>> START Exercise material
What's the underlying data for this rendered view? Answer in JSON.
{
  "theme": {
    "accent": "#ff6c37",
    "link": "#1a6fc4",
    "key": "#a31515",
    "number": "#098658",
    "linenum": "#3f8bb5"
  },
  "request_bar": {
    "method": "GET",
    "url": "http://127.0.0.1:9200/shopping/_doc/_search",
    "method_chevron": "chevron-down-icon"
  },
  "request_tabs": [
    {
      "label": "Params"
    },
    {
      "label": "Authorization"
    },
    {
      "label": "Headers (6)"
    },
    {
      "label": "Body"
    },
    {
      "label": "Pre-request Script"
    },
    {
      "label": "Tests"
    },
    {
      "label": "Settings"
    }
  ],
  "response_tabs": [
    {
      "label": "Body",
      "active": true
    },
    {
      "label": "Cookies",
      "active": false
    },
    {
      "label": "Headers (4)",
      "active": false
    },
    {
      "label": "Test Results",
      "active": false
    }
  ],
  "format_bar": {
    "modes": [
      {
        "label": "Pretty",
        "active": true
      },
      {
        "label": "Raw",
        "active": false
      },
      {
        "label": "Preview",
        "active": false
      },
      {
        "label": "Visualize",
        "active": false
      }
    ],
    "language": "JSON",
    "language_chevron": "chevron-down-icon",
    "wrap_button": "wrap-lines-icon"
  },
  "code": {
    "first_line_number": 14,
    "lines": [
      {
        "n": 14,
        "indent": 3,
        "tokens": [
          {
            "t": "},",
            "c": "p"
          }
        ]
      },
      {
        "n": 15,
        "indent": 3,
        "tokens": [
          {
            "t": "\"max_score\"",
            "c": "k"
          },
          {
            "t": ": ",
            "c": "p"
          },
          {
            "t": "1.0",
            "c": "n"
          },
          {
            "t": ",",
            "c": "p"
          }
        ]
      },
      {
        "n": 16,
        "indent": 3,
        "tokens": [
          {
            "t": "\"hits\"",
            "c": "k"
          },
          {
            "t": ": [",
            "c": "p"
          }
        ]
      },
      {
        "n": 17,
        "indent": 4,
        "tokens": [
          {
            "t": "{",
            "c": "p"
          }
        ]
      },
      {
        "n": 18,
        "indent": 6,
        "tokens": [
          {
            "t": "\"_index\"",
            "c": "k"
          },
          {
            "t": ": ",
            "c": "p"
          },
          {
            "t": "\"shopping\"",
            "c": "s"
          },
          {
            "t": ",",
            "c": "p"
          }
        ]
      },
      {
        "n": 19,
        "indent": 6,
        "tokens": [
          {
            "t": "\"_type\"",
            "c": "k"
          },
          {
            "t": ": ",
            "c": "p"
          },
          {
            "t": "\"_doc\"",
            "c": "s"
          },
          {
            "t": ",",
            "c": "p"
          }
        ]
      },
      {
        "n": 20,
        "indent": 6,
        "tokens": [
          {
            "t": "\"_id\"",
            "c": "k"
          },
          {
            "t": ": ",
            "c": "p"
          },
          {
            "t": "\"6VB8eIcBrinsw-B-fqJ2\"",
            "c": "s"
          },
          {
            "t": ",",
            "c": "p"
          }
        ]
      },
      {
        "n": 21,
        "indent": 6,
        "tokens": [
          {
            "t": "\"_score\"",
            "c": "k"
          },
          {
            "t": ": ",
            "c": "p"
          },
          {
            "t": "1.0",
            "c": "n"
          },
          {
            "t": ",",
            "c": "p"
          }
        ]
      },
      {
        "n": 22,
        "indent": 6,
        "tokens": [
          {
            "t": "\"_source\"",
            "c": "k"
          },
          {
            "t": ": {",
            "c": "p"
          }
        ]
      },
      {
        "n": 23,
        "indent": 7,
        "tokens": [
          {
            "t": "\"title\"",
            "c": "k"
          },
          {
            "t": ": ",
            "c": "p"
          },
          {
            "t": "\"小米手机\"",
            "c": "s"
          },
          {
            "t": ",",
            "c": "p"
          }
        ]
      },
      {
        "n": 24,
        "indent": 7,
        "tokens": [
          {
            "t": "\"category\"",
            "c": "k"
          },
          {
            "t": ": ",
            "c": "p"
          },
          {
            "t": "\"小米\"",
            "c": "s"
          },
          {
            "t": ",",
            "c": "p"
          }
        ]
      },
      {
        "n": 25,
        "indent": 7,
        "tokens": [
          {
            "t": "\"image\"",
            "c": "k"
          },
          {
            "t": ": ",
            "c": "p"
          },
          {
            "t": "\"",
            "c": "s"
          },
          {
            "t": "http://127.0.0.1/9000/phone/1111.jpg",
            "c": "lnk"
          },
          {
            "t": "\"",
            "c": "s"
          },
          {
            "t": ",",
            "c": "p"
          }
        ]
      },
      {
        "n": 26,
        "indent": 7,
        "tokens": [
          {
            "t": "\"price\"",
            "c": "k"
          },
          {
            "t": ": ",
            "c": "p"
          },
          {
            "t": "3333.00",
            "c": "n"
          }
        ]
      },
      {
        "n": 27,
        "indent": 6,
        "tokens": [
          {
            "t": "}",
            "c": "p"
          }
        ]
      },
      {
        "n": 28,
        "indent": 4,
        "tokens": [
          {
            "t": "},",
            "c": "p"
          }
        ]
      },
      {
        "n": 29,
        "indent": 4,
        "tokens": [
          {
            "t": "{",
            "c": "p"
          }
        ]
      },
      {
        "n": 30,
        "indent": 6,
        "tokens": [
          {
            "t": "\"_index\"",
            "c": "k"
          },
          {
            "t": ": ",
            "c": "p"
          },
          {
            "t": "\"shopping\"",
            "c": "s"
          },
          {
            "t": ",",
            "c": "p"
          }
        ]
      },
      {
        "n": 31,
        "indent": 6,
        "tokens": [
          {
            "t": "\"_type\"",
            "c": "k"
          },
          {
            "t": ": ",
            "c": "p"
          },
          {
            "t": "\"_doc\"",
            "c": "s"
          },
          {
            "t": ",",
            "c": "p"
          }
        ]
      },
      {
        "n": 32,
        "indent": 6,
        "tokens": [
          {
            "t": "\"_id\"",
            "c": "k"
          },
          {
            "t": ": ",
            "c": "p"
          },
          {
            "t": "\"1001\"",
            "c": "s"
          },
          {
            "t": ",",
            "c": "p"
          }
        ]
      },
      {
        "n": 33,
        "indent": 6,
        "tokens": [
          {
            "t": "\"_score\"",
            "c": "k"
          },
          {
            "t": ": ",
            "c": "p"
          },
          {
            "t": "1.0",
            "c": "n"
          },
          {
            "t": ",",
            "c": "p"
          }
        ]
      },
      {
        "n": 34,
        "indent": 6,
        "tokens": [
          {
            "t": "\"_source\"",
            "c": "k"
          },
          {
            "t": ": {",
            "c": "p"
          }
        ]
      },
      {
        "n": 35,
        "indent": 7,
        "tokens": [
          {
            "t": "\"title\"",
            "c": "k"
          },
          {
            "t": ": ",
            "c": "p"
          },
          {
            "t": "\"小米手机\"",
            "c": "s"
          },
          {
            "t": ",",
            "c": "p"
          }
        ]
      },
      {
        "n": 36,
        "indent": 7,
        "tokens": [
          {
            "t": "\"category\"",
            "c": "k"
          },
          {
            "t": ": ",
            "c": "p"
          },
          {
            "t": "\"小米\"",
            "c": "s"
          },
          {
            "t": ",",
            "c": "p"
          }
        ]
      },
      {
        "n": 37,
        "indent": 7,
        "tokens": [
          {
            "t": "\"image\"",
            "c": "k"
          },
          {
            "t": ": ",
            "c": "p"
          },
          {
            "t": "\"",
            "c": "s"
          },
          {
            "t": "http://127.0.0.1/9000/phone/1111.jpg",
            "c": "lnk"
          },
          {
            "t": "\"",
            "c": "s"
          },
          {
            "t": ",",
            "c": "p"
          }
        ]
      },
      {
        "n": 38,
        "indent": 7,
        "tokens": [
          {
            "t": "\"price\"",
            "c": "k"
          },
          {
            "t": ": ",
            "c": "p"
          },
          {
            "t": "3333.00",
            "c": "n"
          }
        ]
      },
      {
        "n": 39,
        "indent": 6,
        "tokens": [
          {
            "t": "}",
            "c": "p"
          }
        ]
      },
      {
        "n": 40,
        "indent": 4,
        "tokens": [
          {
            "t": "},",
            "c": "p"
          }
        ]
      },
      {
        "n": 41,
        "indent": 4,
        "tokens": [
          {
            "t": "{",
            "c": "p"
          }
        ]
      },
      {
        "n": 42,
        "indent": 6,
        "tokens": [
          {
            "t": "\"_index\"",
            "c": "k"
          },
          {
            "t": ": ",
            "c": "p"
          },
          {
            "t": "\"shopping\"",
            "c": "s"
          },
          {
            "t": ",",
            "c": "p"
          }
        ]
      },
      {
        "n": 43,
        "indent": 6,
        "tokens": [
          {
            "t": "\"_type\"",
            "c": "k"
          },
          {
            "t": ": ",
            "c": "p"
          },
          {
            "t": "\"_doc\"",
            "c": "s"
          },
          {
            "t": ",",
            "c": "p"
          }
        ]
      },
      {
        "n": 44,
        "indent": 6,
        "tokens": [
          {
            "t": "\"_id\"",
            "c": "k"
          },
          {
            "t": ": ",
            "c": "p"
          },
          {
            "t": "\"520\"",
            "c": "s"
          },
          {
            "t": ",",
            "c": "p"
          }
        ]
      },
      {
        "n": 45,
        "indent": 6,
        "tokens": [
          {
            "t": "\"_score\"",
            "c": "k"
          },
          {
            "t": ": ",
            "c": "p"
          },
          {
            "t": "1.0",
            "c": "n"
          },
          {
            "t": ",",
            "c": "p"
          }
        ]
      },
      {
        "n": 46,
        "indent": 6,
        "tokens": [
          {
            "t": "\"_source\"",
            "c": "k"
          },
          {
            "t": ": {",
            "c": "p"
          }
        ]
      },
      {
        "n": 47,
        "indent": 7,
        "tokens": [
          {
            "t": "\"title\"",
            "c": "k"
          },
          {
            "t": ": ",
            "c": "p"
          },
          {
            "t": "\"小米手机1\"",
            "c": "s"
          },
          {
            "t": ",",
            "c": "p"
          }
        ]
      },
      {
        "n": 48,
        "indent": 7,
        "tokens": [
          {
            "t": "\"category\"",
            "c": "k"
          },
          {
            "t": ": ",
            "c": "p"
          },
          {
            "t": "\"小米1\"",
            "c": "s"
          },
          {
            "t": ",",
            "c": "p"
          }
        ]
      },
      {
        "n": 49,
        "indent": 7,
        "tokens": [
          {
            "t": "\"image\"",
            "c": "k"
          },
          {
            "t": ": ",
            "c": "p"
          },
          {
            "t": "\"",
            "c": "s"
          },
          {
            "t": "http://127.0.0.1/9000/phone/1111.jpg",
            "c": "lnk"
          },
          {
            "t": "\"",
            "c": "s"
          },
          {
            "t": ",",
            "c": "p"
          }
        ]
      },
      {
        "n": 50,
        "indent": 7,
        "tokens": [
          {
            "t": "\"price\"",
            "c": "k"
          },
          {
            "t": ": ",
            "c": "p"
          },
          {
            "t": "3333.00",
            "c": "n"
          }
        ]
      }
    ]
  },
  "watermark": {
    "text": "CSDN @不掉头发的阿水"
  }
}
>> END Exercise material
Return every line holding the word "chevron" from the records.

    "method_chevron": "chevron-down-icon"
    "language_chevron": "chevron-down-icon",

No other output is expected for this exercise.